- **Compito assegnato A**
Inserisci in una lista JSON di stringhe le righe dei record, dalla riga con "checklist-icon[interactable]: ☰ (1648, 408, 1672, 421)" fino alla riga con "nav-add-job[interactable]: + Add Job (992, 468, 1041, 480)" compresa, una stringa per riga e senza righe vuote.

È certamente vero che, le norme non creano il lavoro, ma è altrettanto vero che l’utilizzo delle norme è lavoro. È certamente vero che, le norme non creano il lavoro, ma è altrettanto vero che le norme chiare danno certezza ed attenuano i rischi negli investimenti.
È certamente vero che, le norme non creano il lavoro, ma è altrettanto vero che le norme pensate per lavoratore ed azienda creano possibilità ed agevolano la crescita.
È certamente vero che, norme sul lavoro, complesse, incerte, poco chiare rendono difficile creare il lavoro e ne diminuiscono la quantità e la qualità.
Il cambiamento proposto dal progetto #semplificareillavoro è epocale.
Oggi una azienda oltre alla GU, alla GUCE, deve conoscere le BUR, la prassi Inps, Inail, del Ministero del lavoro (circolari, interpelli, note, lettere circolari…faq e vademecum) senza avere alcuna sicurezza e deve coprire la incertezza interpretativa con un fondo rischi.
Domani speriamo di avere il LAVORO semplice e certo.
Questa è l’intenzione che nel percorso della “proposta bipartisan per semplificare il quadro regolatorio del lavoro” mi ha più entusiasmato, e che corrisponde ad un desiderio che ho vissuto nei mille incontri avuti come Coordinatore del Centro Studi Nazionale dell’Associazione Italiana per la Direzione del Personale (AIDP) in ogni dove d’Italia: vedere UNA LEGGE per il lavoro.
Ho sognato, in questi mesi di confronto, di vedere le regole pensate per facilitare la vita di quel corpo che chiamiamo azienda e le cui cellule si chiamano lavoratori.
Il lavoro ovvero l’utilizzo di energia (in senso fisico il lavoro è proprio questo) per far crescere e nutrire il corpo sociale che chiamiamo azienda deve avere i suoi canoni senza essere autoreferenziale, deve essere pensato per garantire azienda e lavoratore, poiché non c’è lavoratore senza azienda ne azienda senza lavoratore, come non c’è corpo senza organi e non ci sono organi senza corpo.

- **Righe**
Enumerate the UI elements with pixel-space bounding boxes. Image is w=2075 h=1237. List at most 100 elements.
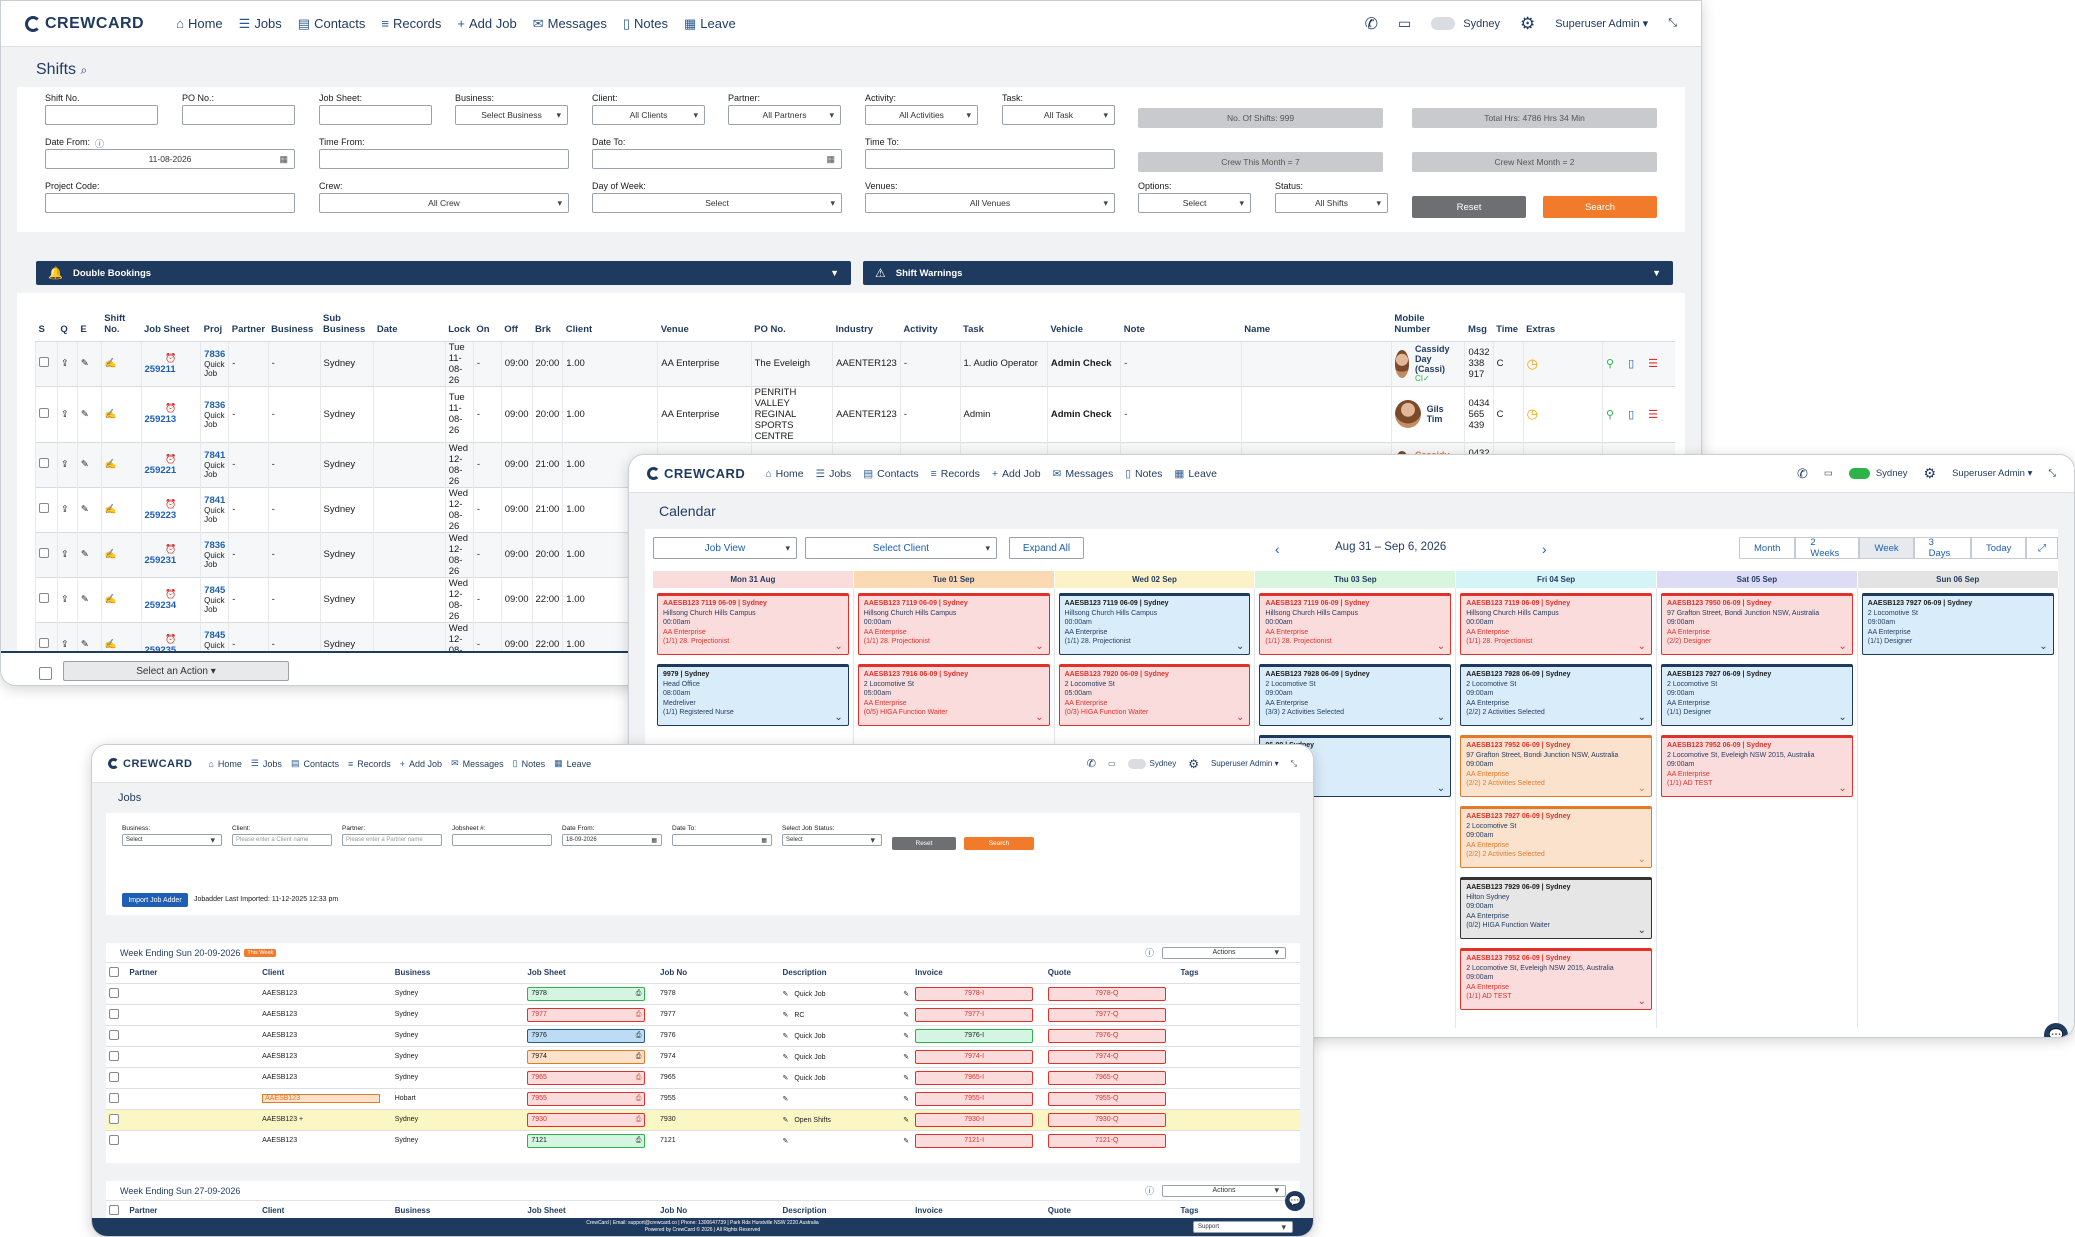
checklist-icon[interactable]: ☰ (1648, 408, 1672, 421)
location-pin-icon[interactable]: ⚲ (1606, 358, 1629, 370)
calendar-event-card[interactable]: AAESB123 7920 06-09 | Sydney 2 Locomotive… (1058, 664, 1251, 726)
column-header[interactable]: Description (782, 1206, 827, 1216)
chevron-down-icon[interactable]: ⌄ (1637, 924, 1646, 936)
job-sheet-pill[interactable]: 7976 ⎙ (527, 1028, 646, 1043)
chevron-down-icon[interactable]: ⌄ (1436, 640, 1446, 652)
collapse-icon[interactable]: ⤡ (1668, 17, 1677, 29)
avatar[interactable] (1394, 400, 1421, 428)
pencil-icon[interactable]: ✎ (76, 576, 102, 622)
chevron-down-icon[interactable]: ⌄ (834, 711, 843, 723)
job-sheet-link[interactable]: 7841 (204, 450, 226, 461)
quote-pill[interactable]: 7930-Q (1047, 1112, 1166, 1127)
monitor-icon[interactable]: ▭ (1823, 468, 1833, 479)
column-header[interactable]: Time (1496, 323, 1519, 335)
calendar-event-card[interactable]: AAESB123 7928 06-09 | Sydney 2 Locomotive… (1460, 664, 1652, 726)
job-sheet-pill[interactable]: 7965 ⎙ (527, 1070, 646, 1085)
view-week-button[interactable]: Week (1859, 537, 1914, 559)
column-header[interactable]: Extras (1526, 323, 1556, 335)
column-header[interactable]: Lock (448, 323, 471, 335)
calendar-event-card[interactable]: AAESB123 7952 06-09 | Sydney 97 Grafton S… (1460, 735, 1652, 797)
edit-icon[interactable]: ✍ (100, 486, 141, 532)
edit-icon[interactable]: ✎ (782, 1095, 789, 1103)
job-sheet-link[interactable]: 7845 (204, 630, 226, 641)
nav-add-job[interactable]: + Add Job (992, 468, 1041, 480)
chevron-down-icon[interactable]: ⌄ (1035, 640, 1044, 652)
select-all-checkbox[interactable] (109, 966, 119, 977)
nav-home[interactable]: ⌂ Home (208, 759, 241, 769)
column-header[interactable]: Partner (129, 968, 158, 978)
reset-button[interactable]: Reset (1412, 196, 1526, 218)
edit-icon[interactable]: ✎ (782, 1032, 789, 1040)
calendar-event-card[interactable]: AAESB123 7927 06-09 | Sydney 2 Locomotive… (1661, 664, 1853, 726)
phone-icon[interactable]: ✆ (1364, 15, 1379, 33)
shift-number[interactable]: 259221 (144, 464, 177, 476)
chevron-down-icon[interactable]: ⌄ (1637, 995, 1646, 1007)
venues-dropdown[interactable]: All Venues (865, 193, 1115, 213)
job-sheet-pill[interactable]: 7978 ⎙ (527, 986, 646, 1001)
nav-notes[interactable]: ▯ Notes (1125, 468, 1162, 480)
column-header[interactable]: S (38, 323, 45, 335)
edit-icon[interactable]: ✎ (903, 1074, 910, 1082)
edit-icon[interactable]: ✎ (782, 1137, 789, 1145)
chevron-down-icon[interactable]: ⌄ (1436, 711, 1446, 723)
time-from-input[interactable] (319, 149, 569, 169)
table-row[interactable]: AAESB123 Sydney 7121 ⎙ 7121 ✎ ✎ 7121-I 7121-Q (106, 1129, 1300, 1151)
column-header[interactable]: Invoice (915, 968, 943, 978)
nav-records[interactable]: ≡ Records (381, 16, 441, 31)
calendar-event-card[interactable]: AAESB123 7952 06-09 | Sydney 2 Locomotive… (1460, 948, 1652, 1010)
share-icon[interactable]: ⇪ (56, 340, 78, 386)
share-icon[interactable]: ⇪ (56, 576, 78, 622)
table-row[interactable]: ⇪ ✎ ✍ ⏰ 259213 7836 Quick Job - - Sydney Tue 11-08… (35, 385, 1675, 442)
clock-icon[interactable]: ◷ (1522, 385, 1603, 442)
column-header[interactable]: E (80, 323, 87, 335)
calendar-event-card[interactable]: AAESB123 7119 06-09 | Sydney Hillsong Chu… (1259, 593, 1452, 655)
client-dropdown[interactable]: All Clients (592, 105, 705, 125)
task-link[interactable]: Admin Check (1046, 385, 1121, 442)
column-header[interactable]: Mobile Number (1394, 312, 1431, 335)
view-today-button[interactable]: Today (1971, 537, 2027, 559)
nav-messages[interactable]: ✉ Messages (1053, 468, 1114, 480)
task-link[interactable]: Admin Check (1046, 340, 1121, 386)
invoice-pill[interactable]: 7965-I (915, 1070, 1034, 1085)
view-2-weeks-button[interactable]: 2 Weeks (1795, 537, 1860, 559)
column-header[interactable]: Note (1123, 323, 1145, 335)
column-header[interactable]: Partner (129, 1206, 158, 1216)
time-to-input[interactable] (865, 149, 1115, 169)
gear-icon[interactable]: ⚙ (1188, 756, 1199, 771)
calendar-event-card[interactable]: 9979 | Sydney Head Office 08:00am Medrelive… (657, 664, 849, 726)
print-icon[interactable]: ⎙ (635, 1073, 642, 1081)
job-sheet-link[interactable]: 7845 (204, 585, 226, 596)
pencil-icon[interactable]: ✎ (76, 340, 102, 386)
calendar-event-card[interactable]: AAESB123 7119 06-09 | Sydney Hillsong Chu… (1058, 593, 1251, 655)
reset-button[interactable]: Reset (892, 837, 956, 850)
user-menu[interactable]: Superuser Admin ▾ (1952, 468, 2033, 479)
select-client-dropdown[interactable]: Select Client (805, 537, 997, 559)
edit-icon[interactable]: ✍ (100, 340, 141, 386)
nav-records[interactable]: ≡ Records (348, 759, 391, 769)
project-code-input[interactable] (45, 193, 295, 213)
edit-icon[interactable]: ✎ (903, 1137, 910, 1145)
table-row[interactable]: AAESB123 Hobart 7955 ⎙ 7955 ✎ ✎ 7955-I 7955-Q (106, 1087, 1300, 1109)
row-checkbox[interactable] (109, 1092, 119, 1103)
edit-icon[interactable]: ✎ (782, 1011, 789, 1019)
column-header[interactable]: Proj (203, 323, 223, 335)
nav-jobs[interactable]: ☰ Jobs (816, 468, 852, 480)
calendar-event-card[interactable]: AAESB123 7119 06-09 | Sydney Hillsong Chu… (857, 593, 1050, 655)
nav-add-job[interactable]: + Add Job (457, 16, 516, 31)
info-icon[interactable]: ⓘ (95, 139, 105, 149)
day-header[interactable]: Sat 05 Sep (1657, 571, 1858, 588)
date-from-input[interactable]: 11-08-2026 ▦ (45, 149, 295, 169)
column-header[interactable]: Business (394, 968, 431, 978)
options-dropdown[interactable]: Select (1138, 193, 1251, 213)
task-dropdown[interactable]: All Task (1002, 105, 1115, 125)
row-checkbox[interactable] (109, 1134, 119, 1145)
invoice-pill[interactable]: 7955-I (915, 1091, 1034, 1106)
column-header[interactable]: Sub Business (323, 312, 366, 335)
chevron-down-icon[interactable]: ⌄ (1637, 640, 1646, 652)
crewcard-logo[interactable]: CREWCARD (108, 758, 192, 770)
shift-number[interactable]: 259234 (144, 599, 177, 611)
print-icon[interactable]: ⎙ (635, 1115, 642, 1123)
fullscreen-icon[interactable]: ⤢ (2026, 537, 2058, 559)
pencil-icon[interactable]: ✎ (76, 441, 102, 487)
alarm-icon[interactable]: ⏰ (165, 543, 177, 554)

- **Compito assegnato B**
Scrivi il seguito del testo sulla semplificazione delle norme del lavoro, partendo dopo la sua ultima frase.

- **Risultato A**
[
  "checklist-icon[interactable]: ☰ (1648, 408, 1672, 421)",
  "location-pin-icon[interactable]: ⚲ (1606, 358, 1629, 370)",
  "calendar-event-card[interactable]: AAESB123 7920 06-09 | Sydney 2 Locomotive… (1058, 664, 1251, 726)",
  "column-header[interactable]: Description (782, 1206, 827, 1216)",
  "chevron-down-icon[interactable]: ⌄ (1637, 924, 1646, 936)",
  "job-sheet-pill[interactable]: 7976 ⎙ (527, 1028, 646, 1043)",
  "chevron-down-icon[interactable]: ⌄ (1436, 640, 1446, 652)",
  "collapse-icon[interactable]: ⤡ (1668, 17, 1677, 29)",
  "avatar[interactable] (1394, 400, 1421, 428)",
  "pencil-icon[interactable]: ✎ (76, 576, 102, 622)",
  "chevron-down-icon[interactable]: ⌄ (834, 711, 843, 723)",
  "job-sheet-link[interactable]: 7841 (204, 450, 226, 461)",
  "quote-pill[interactable]: 7930-Q (1047, 1112, 1166, 1127)",
  "monitor-icon[interactable]: ▭ (1823, 468, 1833, 479)",
  "column-header[interactable]: Time (1496, 323, 1519, 335)",
  "calendar-event-card[interactable]: AAESB123 7928 06-09 | Sydney 2 Locomotive… (1460, 664, 1652, 726)",
  "job-sheet-pill[interactable]: 7965 ⎙ (527, 1070, 646, 1085)",
  "view-week-button[interactable]: Week (1859, 537, 1914, 559)",
  "column-header[interactable]: Extras (1526, 323, 1556, 335)",
  "column-header[interactable]: Lock (448, 323, 471, 335)",
  "calendar-event-card[interactable]: AAESB123 7952 06-09 | Sydney 97 Grafton S… (1460, 735, 1652, 797)",
  "edit-icon[interactable]: ✍ (100, 486, 141, 532)",
  "edit-icon[interactable]: ✎ (782, 1095, 789, 1103)",
  "job-sheet-link[interactable]: 7845 (204, 630, 226, 641)",
  "nav-add-job[interactable]: + Add Job (992, 468, 1041, 480)"
]

- **Risultato B**
Dobbiamo imparare a vivere su questo “algoritmo”, nel tentativo di creare soluzioni che considerino entrambi gli attori, affinché non accada più che il “lavoro” sia un’esperienza in cui tutti i giorni ci sia da chiedersi come faccio?
Il percorso proposto da Michele e Pietro presenta tutte queste sfaccettature e rappresenta il tentativo, con tutti i limiti e le criticabilità possibili, di far parlare e di mettere in comune le infinite ricchezze di mille “sentire”.
Fatte queste premesse, indispensabili, vorrei indicare quali sono le cose che ritengo essenziali nella nuova cassetta degli attrezzi da mettere a disposizione di datori di lavoro e lavoratori
Regole chiare e poche, su cui la prassi amministrativa non possa e non debba intervenire (pensiamo a quello che è successo sul cosiddetto ticket di licenziamento tra part time e definizione dell’importo).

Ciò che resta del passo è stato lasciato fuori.